Show, in full, each line of the data that contains "diferencia".
★ ★ ★ ★ ★
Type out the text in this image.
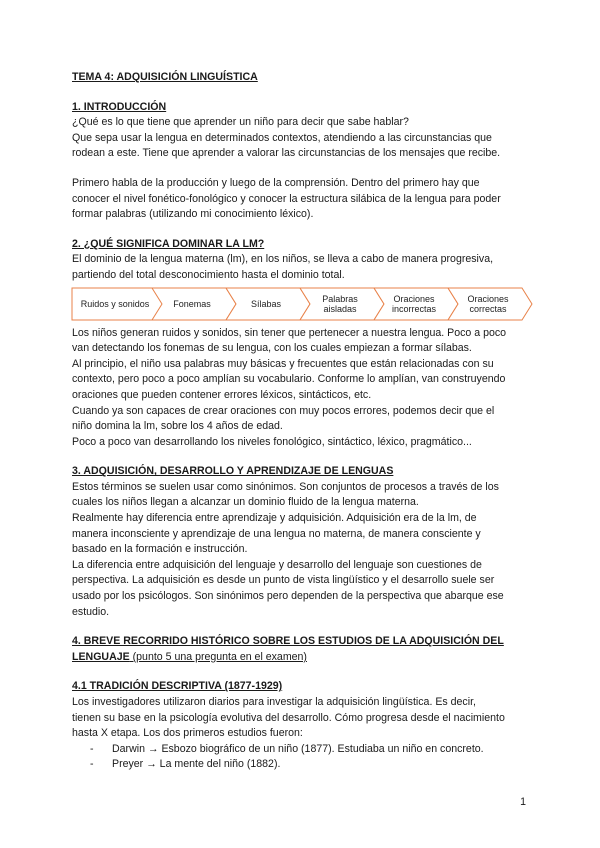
TEMA 4: ADQUISICIÓN LINGUÍSTICA

1. INTRODUCCIÓN

¿Qué es lo que tiene que aprender un niño para decir que sabe hablar?

Que sepa usar la lengua en determinados contextos, atendiendo a las circunstancias que

rodean a este. Tiene que aprender a valorar las circunstancias de los mensajes que recibe.

Primero habla de la producción y luego de la comprensión. Dentro del primero hay que

conocer el nivel fonético-fonológico y conocer la estructura silábica de la lengua para poder

formar palabras (utilizando mi conocimiento léxico).

2. ¿QUÉ SIGNIFICA DOMINAR LA LM?

El dominio de la lengua materna (lm), en los niños, se lleva a cabo de manera progresiva,

partiendo del total desconocimiento hasta el dominio total.

Ruidos y sonidos	Fonemas	Sílabas	Palabras
aisladas
Oraciones
incorrectas
Oraciones
correctas

Los niños generan ruidos y sonidos, sin tener que pertenecer a nuestra lengua. Poco a poco

van detectando los fonemas de su lengua, con los cuales empiezan a formar sílabas.

Al principio, el niño usa palabras muy básicas y frecuentes que están relacionadas con su

contexto, pero poco a poco amplían su vocabulario. Conforme lo amplían, van construyendo

oraciones que pueden contener errores léxicos, sintácticos, etc.

Cuando ya son capaces de crear oraciones con muy pocos errores, podemos decir que el

niño domina la lm, sobre los 4 años de edad.

Poco a poco van desarrollando los niveles fonológico, sintáctico, léxico, pragmático...

3. ADQUISICIÓN, DESARROLLO Y APRENDIZAJE DE LENGUAS

Estos términos se suelen usar como sinónimos. Son conjuntos de procesos a través de los

cuales los niños llegan a alcanzar un dominio fluido de la lengua materna.

Realmente hay diferencia entre aprendizaje y adquisición. Adquisición era de la lm, de

manera inconsciente y aprendizaje de una lengua no materna, de manera consciente y

basado en la formación e instrucción.

La diferencia entre adquisición del lenguaje y desarrollo del lenguaje son cuestiones de

perspectiva. La adquisición es desde un punto de vista lingüístico y el desarrollo suele ser

usado por los psicólogos. Son sinónimos pero dependen de la perspectiva que abarque ese

estudio.

4. BREVE RECORRIDO HISTÓRICO SOBRE LOS ESTUDIOS DE LA ADQUISICIÓN DEL
LENGUAJE (punto 5 una pregunta en el examen)

4.1 TRADICIÓN DESCRIPTIVA (1877-1929)

Los investigadores utilizaron diarios para investigar la adquisición lingüística. Es decir,

tienen su base en la psicología evolutiva del desarrollo. Cómo progresa desde el nacimiento

hasta X etapa. Los dos primeros estudios fueron:

- Darwin → Esbozo biográfico de un niño (1877). Estudiaba un niño en concreto.
- Preyer → La mente del niño (1882).
1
★ ★ ★ ★ ★
### TASK ANSWER
Realmente hay diferencia entre aprendizaje y adquisición. Adquisición era de la lm, de
La diferencia entre adquisición del lenguaje y desarrollo del lenguaje son cuestiones de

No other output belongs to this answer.